Text shown
+++++
Forget-me-not: The Importance of Retrieval Practice in English

Unusually for the English specialist, I am going to start this blog off with one of my favourite graphs.

This simple little diagram really changed my thinking around the curriculum when I first saw it, and to my shame, it was probably only about five years ago that it happened. Considering it is a piece of research which first appeared in 1885, it really highlighted how much I needed to raise my game in terms of educational research.

My own failings aside, let me explain why this little graph is so important. What is outlined by Ebbinghaus in his 'forgetting curve' here, is the rate at which information is lost following the teaching sequence. It looks a bit demoralizing for teachers as we see that in a matter of 31 days, all that remains of our hard work is 21% retained by the learner. We are working our socks off to effectively teach students and yet much of that information may be eroded over what is a relatively short period of time.

However, the information does not disappear completely, and the picture isn’t that bleak when you look at the new graph below.

Whilst the information we learn does seem to drift from our immediate memory and we begin to struggle to recall information over a period of time, we can do something about it. This can work in our favour in the classroom. If we disrupt this ‘forgetting curve’ at regular intervals, revisiting key information at different points, we can ensure that the information is retained. Furthermore, not only does this enable students to retain this information for longer, but there is also evidence that the speed of retrieval also increases. This means that some key information students can retrieve information quickly, efficiently and for a longer period of time. No longer will we have a situation where students walk into an exam, regurgitate it all onto the page and forget it forever. No, instead we will have students remembering this key information for years to come.

So, what does this mean in the English classroom?

Well, first I think it reminds us to look at the curriculum and deciding on the most important information we need students to retain over time. This should be in each unit, each term, and each year. We then need to plan how to revisit this in a meaningful way. This is different to the process of recapping, as we want to ensure students are having to think hard in order to retrieve, and ideally retrieve it with only a few prompts. Revision questions, 3, 5 or 10, as appropriate to your context, are the easiest way to drill down to this, and including some of these in the in the lessons will allow teachers and students to identify gaps and include reteaching or review as part of the process.
+++++
Stored data
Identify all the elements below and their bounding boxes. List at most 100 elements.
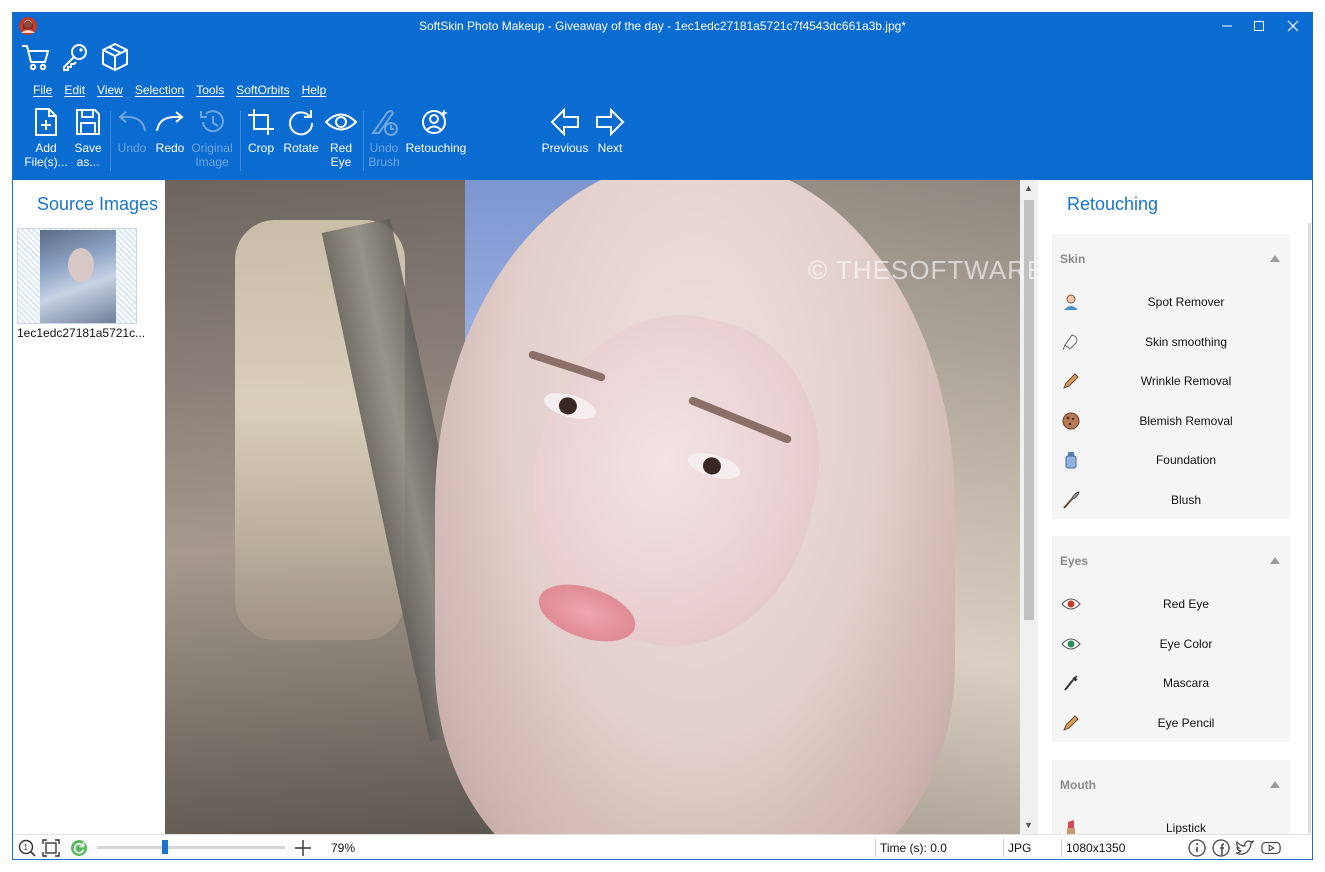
+++++
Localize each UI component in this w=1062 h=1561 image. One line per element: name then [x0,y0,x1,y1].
+++++
Written problem
Please continue the blog post on retrieval practice in English from where it stops, in the same voice.

Result of the exercise
For example, if I were teaching Macbeth in Year 10, I would want to make sure that I regularly got students to retrieve key facts about the play, including plot, character and key quotes. However, I would also want to retrieve points from their earlier learning, for example from key stage three where they had studied another tragedy by Shakespeare or points about writing techniques other writers would use. Some of the same questions would be used on rotation, or some slight rewording of a question would be included to ensure students were really having to think about the response. For example, ‘how is Macbeth presented in Act 1, scene 2?’ and ‘what is Duncan’s view of Macbeth near the start of the play?’ It is important they think hard about it and don’t get too familiar with the responses as you develop this. As Daniel Willingham has told us on more than one occasion ‘memory is the residue of thought’ so if the students aren’t challenged as the questions are too familiar, we are not getting their memory activated. The same is true on the use of notes and materials. We want to generate deeper understanding and learning; we need to ensure students are working hard in their thought processes. This is even more important than them producing reams of essay, something else I wish I had known about much earlier in my career. It would have saved on the marking.

The other element of retrieval is that when we ask students to access something from the prior learning or their existing schemas, information becomes linked to what students already know, make the retention much stronger. Fragmented knowledge is much harder to retain (try remembering 1, 0, 6, 6, 1, 9, 18 without making a link to 1066 and the Battle of Hastings or 1918 and the end of the First World War), so linking things to what we already know or clustering information together into patters or groups will be a much more powerful way to learn. This also has implications for teaching things like grammar discretely; it will take us up to a point, but without seeing apostrophes and embedded clauses in action students are likely to forget what they are. Better still, get them to use them.

Dylan Wiliam, Professor of Education at UCL and author, has been known to say that cognitive load theory is the most important piece of research teachers can know, however, I would argue we should return to Ebbinghaus. I have shared it with staff and students alike and each time I see a little light bulb moment. There is so much to explore beyond the initial research through and there is a wealth of information about how you can use this to really ensure our students are learning. This could be a gateway to lots more exploration of what will really work for our students.